AIM OF THE TASK: Go through the listing below and gather every line with the word "JSON".

··· SUPPLIED DATA

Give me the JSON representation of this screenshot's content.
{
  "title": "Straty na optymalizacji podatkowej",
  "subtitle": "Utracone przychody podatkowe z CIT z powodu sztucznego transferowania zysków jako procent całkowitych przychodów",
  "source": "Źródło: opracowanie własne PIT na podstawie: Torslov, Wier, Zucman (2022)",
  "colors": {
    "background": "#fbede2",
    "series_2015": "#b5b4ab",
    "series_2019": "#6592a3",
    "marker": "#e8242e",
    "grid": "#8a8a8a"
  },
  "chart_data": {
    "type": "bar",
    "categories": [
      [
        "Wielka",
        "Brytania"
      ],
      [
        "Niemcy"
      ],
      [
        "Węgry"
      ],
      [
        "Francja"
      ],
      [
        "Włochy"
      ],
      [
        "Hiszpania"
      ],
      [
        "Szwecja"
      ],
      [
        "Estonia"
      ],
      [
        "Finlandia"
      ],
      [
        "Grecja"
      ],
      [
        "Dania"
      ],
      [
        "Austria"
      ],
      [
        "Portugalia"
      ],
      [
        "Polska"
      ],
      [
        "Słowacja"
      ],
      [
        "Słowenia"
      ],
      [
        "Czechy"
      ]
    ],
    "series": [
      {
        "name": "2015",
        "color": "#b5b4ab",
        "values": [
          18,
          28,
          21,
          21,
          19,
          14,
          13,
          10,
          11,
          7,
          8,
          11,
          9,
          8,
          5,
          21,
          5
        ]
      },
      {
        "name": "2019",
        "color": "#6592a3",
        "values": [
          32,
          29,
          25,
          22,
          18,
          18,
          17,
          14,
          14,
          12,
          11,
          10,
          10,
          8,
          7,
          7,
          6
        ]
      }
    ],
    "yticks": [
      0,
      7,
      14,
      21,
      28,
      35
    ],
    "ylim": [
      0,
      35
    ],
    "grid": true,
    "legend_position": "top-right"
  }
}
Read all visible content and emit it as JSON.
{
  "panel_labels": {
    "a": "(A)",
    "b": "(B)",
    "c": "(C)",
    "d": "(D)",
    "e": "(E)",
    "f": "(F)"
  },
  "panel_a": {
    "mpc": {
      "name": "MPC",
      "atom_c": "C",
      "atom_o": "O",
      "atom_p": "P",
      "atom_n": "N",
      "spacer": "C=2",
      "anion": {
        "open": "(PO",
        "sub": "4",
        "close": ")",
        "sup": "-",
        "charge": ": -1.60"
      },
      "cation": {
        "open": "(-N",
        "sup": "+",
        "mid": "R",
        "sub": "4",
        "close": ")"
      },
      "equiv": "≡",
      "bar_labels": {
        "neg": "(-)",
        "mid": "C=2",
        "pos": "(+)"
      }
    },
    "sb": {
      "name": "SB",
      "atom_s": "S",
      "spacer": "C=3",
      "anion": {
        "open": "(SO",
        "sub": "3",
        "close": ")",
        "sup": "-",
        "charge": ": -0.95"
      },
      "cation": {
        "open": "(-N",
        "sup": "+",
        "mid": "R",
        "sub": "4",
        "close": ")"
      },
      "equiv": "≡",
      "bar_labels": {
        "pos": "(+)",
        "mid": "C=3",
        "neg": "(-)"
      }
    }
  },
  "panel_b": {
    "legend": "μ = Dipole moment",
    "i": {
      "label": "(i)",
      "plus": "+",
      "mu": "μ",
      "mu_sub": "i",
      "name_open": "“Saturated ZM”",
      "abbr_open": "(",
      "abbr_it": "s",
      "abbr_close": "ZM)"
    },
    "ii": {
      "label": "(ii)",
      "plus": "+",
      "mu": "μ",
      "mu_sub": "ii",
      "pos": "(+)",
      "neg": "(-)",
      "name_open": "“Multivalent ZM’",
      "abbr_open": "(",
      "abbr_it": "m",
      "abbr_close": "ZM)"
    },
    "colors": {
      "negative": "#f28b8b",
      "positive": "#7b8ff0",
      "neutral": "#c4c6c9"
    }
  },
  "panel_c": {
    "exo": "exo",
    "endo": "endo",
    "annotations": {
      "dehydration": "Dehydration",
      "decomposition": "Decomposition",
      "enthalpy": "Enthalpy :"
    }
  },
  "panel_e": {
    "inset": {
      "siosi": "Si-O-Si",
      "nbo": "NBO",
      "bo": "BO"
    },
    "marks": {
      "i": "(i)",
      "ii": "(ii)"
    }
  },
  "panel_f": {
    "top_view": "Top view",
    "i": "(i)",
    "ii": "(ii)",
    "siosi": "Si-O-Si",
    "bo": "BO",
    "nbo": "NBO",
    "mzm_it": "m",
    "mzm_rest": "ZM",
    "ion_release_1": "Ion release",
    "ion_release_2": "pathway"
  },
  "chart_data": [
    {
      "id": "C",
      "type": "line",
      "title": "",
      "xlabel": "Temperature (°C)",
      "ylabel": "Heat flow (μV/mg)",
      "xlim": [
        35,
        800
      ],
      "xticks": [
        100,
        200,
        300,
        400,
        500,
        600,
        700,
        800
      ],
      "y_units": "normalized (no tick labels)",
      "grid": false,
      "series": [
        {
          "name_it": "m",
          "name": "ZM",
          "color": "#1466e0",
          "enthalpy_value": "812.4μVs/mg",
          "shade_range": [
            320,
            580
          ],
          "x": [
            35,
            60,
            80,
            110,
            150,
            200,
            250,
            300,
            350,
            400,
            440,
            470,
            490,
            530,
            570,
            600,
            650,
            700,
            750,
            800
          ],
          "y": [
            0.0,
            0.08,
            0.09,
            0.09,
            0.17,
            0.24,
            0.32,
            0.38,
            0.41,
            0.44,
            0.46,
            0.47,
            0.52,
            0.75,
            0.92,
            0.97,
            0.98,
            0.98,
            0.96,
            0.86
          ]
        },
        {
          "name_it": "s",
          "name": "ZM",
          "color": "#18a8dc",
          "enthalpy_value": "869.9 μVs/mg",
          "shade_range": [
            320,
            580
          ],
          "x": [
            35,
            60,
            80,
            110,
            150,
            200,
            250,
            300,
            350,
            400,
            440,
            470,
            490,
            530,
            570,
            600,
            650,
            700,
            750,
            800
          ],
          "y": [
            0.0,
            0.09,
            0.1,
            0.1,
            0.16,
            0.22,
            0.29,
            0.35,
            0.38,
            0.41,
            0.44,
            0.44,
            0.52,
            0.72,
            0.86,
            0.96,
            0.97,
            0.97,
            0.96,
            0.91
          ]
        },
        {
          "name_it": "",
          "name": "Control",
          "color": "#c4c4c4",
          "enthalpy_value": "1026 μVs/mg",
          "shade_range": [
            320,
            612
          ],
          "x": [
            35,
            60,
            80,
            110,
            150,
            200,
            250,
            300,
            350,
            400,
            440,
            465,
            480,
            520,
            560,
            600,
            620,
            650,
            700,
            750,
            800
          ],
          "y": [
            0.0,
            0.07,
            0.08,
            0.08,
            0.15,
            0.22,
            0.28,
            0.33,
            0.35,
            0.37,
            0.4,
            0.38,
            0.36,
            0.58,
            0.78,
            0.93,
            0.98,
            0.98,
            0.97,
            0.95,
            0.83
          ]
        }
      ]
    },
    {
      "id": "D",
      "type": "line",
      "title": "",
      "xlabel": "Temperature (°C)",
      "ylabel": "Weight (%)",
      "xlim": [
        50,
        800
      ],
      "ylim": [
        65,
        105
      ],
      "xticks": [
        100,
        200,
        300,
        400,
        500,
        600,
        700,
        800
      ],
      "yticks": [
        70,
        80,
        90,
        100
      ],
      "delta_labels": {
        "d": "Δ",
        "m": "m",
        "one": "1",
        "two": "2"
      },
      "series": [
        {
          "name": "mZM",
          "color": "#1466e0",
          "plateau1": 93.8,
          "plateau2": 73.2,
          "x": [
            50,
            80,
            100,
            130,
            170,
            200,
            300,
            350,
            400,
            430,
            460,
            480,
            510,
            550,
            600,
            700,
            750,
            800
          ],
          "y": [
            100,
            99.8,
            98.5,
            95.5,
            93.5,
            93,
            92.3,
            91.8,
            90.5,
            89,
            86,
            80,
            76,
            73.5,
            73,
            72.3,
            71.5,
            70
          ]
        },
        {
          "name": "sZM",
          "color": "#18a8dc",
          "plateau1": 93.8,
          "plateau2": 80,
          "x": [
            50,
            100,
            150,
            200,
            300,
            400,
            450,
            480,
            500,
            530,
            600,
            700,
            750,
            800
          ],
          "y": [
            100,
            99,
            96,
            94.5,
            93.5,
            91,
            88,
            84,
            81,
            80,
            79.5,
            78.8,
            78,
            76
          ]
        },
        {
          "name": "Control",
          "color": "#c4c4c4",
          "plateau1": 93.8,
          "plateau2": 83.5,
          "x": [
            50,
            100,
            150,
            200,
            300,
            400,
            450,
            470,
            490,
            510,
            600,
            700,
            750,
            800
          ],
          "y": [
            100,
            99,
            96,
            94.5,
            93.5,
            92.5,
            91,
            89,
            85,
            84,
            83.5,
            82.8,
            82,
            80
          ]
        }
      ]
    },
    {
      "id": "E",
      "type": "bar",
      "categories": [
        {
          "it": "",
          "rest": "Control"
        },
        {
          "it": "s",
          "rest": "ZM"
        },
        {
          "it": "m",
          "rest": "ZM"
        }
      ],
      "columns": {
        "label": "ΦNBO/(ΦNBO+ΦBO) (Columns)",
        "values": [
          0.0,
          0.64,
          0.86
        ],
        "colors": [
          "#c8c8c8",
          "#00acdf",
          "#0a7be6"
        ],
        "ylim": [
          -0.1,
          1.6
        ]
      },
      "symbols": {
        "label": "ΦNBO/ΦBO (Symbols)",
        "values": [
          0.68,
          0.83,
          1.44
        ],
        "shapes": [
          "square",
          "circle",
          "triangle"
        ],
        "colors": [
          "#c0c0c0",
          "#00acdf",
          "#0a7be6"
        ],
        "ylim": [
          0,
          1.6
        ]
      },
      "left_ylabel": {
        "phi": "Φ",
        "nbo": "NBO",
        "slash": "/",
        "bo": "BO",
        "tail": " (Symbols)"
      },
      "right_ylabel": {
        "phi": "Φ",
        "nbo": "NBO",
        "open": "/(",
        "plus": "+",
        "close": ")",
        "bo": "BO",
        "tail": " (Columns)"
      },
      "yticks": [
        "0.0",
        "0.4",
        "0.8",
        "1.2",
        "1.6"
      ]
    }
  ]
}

······

WRITTEN RESPONSE:
Give me the JSON representation of this screenshot's content.
Read all visible content and emit it as JSON.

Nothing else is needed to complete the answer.